*Exercise prompt*.
Copy out each line of the listing that has the word "Province" in it.
---
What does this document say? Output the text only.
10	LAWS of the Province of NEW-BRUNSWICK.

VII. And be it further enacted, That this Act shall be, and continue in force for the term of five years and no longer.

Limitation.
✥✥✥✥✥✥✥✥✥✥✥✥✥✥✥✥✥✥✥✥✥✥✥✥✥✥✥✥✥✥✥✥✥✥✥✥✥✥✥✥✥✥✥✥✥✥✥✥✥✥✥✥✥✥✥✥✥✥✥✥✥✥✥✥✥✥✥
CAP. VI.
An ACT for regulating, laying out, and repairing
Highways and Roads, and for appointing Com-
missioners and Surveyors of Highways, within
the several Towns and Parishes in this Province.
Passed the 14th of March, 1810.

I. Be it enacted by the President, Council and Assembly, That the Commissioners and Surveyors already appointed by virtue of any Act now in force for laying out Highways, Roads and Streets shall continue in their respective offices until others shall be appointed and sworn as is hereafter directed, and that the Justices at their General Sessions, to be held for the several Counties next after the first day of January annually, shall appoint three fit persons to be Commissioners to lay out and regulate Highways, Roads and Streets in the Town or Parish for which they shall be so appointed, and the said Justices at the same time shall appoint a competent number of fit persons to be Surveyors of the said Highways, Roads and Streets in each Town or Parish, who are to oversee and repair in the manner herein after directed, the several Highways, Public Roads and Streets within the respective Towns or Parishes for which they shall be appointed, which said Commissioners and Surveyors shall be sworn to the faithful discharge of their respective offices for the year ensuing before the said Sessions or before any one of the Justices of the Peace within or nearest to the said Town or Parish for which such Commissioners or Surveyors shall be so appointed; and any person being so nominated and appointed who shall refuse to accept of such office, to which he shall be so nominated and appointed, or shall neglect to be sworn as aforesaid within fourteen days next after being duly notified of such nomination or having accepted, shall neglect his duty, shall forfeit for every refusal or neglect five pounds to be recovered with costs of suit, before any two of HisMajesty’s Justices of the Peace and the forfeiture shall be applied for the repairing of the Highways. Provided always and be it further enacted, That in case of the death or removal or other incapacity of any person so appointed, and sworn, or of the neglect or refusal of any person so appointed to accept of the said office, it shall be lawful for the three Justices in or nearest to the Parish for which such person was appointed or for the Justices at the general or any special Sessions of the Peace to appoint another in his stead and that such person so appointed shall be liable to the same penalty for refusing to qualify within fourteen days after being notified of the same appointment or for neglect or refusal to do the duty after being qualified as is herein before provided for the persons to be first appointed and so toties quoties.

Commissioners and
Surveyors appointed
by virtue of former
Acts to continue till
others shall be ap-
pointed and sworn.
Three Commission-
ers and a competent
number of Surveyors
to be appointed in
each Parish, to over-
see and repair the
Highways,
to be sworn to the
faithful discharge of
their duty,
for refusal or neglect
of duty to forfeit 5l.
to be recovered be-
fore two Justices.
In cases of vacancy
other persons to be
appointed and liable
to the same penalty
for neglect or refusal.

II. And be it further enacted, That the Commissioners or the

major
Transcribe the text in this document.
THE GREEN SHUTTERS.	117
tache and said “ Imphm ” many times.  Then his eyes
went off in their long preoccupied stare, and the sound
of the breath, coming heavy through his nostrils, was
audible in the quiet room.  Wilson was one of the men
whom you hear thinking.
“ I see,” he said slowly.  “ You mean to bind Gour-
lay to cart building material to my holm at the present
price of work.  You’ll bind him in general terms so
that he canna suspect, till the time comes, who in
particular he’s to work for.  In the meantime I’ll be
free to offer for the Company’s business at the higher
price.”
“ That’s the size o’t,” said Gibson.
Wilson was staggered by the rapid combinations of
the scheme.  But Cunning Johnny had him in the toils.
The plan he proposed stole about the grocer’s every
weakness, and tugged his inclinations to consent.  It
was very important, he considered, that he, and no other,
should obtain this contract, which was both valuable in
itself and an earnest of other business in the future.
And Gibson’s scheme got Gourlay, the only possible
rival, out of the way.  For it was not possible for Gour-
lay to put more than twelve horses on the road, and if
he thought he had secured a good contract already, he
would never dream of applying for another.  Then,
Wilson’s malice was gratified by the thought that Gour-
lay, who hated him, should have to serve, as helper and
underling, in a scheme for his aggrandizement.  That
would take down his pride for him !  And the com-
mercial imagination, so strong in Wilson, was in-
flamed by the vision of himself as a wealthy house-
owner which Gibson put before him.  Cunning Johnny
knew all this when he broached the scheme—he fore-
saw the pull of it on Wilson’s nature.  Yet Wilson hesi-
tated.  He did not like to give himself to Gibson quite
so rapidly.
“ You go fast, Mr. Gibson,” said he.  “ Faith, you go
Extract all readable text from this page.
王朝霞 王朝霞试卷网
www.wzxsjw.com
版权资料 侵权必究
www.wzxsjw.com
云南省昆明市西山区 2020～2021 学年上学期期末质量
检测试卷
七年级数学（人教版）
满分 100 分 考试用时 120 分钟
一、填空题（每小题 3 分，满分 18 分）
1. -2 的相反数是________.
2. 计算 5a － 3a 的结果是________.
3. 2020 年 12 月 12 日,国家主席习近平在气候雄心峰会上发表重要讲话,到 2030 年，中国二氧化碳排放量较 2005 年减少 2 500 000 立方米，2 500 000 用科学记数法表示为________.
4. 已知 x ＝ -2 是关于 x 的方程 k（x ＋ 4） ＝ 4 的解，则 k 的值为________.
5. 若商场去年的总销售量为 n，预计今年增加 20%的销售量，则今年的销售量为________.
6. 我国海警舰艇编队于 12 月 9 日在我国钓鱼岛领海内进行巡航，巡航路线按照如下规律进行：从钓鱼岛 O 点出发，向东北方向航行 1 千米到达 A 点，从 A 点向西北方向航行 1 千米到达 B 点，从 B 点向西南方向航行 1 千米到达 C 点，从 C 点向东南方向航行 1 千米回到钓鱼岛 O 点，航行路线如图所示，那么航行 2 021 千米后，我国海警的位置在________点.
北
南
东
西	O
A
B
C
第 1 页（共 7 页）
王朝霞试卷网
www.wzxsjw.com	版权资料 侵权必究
---
*Right answer*.
10	LAWS of the Province of NEW-BRUNSWICK.
the several Towns and Parishes in this Province.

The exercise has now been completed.